(Recorded data)
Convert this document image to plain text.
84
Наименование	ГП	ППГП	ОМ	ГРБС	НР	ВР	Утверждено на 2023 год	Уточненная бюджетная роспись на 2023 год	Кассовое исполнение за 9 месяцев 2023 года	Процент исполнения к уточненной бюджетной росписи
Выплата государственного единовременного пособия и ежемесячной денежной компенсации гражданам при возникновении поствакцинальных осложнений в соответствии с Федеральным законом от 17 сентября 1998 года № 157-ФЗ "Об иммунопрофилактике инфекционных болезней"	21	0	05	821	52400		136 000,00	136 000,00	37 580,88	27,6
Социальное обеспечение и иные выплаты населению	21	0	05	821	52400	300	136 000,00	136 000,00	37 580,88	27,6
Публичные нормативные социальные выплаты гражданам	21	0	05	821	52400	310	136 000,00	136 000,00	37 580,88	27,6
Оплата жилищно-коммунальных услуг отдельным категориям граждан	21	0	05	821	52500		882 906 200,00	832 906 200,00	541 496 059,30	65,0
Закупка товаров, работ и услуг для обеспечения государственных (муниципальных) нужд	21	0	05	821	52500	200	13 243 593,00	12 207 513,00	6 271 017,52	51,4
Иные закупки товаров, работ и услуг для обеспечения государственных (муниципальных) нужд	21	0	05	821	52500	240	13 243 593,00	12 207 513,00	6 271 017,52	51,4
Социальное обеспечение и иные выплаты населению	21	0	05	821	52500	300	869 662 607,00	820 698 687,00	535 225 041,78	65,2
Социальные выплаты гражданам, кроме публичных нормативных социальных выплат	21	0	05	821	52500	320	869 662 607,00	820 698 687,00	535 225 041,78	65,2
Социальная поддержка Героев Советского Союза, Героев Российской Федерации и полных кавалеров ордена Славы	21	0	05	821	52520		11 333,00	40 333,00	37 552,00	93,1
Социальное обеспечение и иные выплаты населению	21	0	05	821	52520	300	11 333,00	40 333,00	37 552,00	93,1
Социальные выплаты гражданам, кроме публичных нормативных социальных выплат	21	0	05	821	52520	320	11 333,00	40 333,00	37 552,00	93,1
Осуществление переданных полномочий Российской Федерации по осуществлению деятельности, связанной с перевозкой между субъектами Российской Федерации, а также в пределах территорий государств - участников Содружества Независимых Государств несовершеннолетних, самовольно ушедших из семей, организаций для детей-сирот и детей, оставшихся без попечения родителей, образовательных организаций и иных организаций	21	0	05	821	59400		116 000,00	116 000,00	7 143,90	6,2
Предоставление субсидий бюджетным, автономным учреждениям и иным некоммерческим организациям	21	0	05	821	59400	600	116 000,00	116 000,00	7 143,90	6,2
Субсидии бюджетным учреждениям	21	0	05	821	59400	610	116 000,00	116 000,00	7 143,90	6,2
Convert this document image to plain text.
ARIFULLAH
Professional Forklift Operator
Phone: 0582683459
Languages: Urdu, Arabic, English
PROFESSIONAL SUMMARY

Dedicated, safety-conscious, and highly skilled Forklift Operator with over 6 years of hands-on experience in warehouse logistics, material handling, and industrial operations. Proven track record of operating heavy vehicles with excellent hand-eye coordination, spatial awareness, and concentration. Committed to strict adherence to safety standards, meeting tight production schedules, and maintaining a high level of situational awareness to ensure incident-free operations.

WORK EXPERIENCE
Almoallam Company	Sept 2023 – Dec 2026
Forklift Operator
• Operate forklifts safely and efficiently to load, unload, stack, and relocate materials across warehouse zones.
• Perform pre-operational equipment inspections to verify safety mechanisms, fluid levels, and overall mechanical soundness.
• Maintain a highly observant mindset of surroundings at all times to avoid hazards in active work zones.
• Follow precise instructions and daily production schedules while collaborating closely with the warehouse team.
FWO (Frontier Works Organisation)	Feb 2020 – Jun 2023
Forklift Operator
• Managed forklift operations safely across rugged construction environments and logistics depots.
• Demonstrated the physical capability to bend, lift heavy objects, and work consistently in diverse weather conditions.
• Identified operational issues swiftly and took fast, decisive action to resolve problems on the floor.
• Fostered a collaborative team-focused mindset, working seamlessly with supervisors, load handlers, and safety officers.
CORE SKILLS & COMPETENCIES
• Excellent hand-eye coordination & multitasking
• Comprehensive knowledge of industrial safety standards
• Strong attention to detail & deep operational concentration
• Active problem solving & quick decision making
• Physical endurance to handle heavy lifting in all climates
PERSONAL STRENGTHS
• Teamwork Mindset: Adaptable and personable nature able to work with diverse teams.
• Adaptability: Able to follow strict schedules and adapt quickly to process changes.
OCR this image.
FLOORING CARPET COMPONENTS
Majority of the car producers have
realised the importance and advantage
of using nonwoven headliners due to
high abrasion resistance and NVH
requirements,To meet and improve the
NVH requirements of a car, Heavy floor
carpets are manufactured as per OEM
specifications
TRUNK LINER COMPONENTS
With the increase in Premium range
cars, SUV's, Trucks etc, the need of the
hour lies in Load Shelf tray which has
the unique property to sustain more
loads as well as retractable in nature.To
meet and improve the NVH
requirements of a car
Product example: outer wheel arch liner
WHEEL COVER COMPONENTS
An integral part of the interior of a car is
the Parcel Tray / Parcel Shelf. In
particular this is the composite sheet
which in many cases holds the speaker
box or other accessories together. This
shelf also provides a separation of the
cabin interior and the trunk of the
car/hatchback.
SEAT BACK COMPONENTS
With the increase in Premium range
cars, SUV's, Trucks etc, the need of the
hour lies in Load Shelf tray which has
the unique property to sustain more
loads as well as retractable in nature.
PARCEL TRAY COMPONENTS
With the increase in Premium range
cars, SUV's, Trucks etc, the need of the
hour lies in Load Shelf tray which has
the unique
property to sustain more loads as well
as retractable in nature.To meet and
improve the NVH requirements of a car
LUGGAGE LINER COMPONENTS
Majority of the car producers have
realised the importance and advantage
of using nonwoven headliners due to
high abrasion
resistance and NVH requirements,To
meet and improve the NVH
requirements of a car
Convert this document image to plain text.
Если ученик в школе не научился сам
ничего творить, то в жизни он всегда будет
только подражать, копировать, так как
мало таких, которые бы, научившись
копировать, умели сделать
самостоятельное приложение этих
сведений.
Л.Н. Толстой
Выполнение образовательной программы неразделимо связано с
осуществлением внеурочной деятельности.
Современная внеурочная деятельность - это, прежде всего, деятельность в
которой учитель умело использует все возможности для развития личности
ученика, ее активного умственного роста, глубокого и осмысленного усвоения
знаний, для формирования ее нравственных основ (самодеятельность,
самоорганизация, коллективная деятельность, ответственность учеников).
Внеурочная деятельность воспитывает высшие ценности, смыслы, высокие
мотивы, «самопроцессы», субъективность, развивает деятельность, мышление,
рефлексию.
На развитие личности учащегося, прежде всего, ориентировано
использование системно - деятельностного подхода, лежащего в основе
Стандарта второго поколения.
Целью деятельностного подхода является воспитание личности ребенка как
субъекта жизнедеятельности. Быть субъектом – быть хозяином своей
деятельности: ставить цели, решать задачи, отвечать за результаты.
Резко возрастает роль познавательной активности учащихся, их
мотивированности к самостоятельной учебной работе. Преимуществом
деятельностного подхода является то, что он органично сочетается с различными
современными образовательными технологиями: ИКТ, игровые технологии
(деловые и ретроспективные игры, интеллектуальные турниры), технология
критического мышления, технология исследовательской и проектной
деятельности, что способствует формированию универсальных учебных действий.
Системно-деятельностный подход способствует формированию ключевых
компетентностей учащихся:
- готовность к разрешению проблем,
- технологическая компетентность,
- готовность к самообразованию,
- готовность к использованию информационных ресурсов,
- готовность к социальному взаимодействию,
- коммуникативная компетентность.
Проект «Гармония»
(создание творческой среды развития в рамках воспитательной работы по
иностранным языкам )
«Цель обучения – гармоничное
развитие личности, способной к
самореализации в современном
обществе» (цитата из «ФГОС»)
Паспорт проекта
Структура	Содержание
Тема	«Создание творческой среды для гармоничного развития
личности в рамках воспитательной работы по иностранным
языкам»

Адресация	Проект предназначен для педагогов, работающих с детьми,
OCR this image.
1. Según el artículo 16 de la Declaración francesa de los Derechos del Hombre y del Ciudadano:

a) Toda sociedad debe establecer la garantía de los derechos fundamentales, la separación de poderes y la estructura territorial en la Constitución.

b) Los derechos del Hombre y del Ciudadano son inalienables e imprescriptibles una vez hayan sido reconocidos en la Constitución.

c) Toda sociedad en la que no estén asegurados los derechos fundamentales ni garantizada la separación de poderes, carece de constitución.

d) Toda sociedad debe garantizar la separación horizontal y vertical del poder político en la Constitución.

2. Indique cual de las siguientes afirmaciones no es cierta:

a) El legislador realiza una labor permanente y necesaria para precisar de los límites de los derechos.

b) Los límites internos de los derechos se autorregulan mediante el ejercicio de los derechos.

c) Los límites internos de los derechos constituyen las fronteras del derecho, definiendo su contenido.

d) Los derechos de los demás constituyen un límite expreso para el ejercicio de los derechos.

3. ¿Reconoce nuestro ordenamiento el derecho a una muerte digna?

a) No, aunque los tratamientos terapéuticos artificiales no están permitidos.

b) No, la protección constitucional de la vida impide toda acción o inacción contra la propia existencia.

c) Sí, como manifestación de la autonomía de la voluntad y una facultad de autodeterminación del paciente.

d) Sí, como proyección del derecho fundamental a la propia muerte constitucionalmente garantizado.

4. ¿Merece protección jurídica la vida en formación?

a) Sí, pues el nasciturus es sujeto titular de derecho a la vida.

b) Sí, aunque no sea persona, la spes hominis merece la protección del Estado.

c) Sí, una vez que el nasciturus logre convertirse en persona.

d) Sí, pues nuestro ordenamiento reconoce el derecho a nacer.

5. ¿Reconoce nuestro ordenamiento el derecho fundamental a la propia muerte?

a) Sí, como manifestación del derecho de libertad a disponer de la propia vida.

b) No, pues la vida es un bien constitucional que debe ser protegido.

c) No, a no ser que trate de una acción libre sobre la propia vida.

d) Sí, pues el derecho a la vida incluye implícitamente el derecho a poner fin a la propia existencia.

Exercise details:
Look through the entries above and list every line containing "государственных".

Exercise answer:
Закупка товаров, работ и услуг для обеспечения государственных (муниципальных) нужд	21	0	05	821	52500	200	13 243 593,00	12 207 513,00	6 271 017,52	51,4
Иные закупки товаров, работ и услуг для обеспечения государственных (муниципальных) нужд	21	0	05	821	52500	240	13 243 593,00	12 207 513,00	6 271 017,52	51,4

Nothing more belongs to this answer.